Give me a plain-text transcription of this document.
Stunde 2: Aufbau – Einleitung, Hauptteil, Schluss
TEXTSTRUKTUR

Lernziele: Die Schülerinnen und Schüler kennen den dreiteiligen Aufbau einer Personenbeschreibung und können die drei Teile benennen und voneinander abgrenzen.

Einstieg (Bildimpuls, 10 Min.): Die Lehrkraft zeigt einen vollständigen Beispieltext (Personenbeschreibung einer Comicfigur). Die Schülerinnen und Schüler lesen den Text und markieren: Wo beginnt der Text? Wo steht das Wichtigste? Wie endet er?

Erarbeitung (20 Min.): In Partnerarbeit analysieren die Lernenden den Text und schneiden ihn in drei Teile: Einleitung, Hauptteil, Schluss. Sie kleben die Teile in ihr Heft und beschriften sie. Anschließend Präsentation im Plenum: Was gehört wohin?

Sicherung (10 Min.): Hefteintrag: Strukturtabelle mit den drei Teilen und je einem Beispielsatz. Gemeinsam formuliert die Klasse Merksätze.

+++++

Using the exact wording, write out all of the records.

Give me a plain-text transcription of this document.
Stunde 2: Aufbau – Einleitung, Hauptteil, Schluss
TEXTSTRUKTUR

Lernziele: Die Schülerinnen und Schüler kennen den dreiteiligen Aufbau einer Personenbeschreibung und können die drei Teile benennen und voneinander abgrenzen.

Einstieg (Bildimpuls, 10 Min.): Die Lehrkraft zeigt einen vollständigen Beispieltext (Personenbeschreibung einer Comicfigur). Die Schülerinnen und Schüler lesen den Text und markieren: Wo beginnt der Text? Wo steht das Wichtigste? Wie endet er?

Erarbeitung (20 Min.): In Partnerarbeit analysieren die Lernenden den Text und schneiden ihn in drei Teile: Einleitung, Hauptteil, Schluss. Sie kleben die Teile in ihr Heft und beschriften sie. Anschließend Präsentation im Plenum: Was gehört wohin?

Sicherung (10 Min.): Hefteintrag: Strukturtabelle mit den drei Teilen und je einem Beispielsatz. Gemeinsam formuliert die Klasse Merksätze.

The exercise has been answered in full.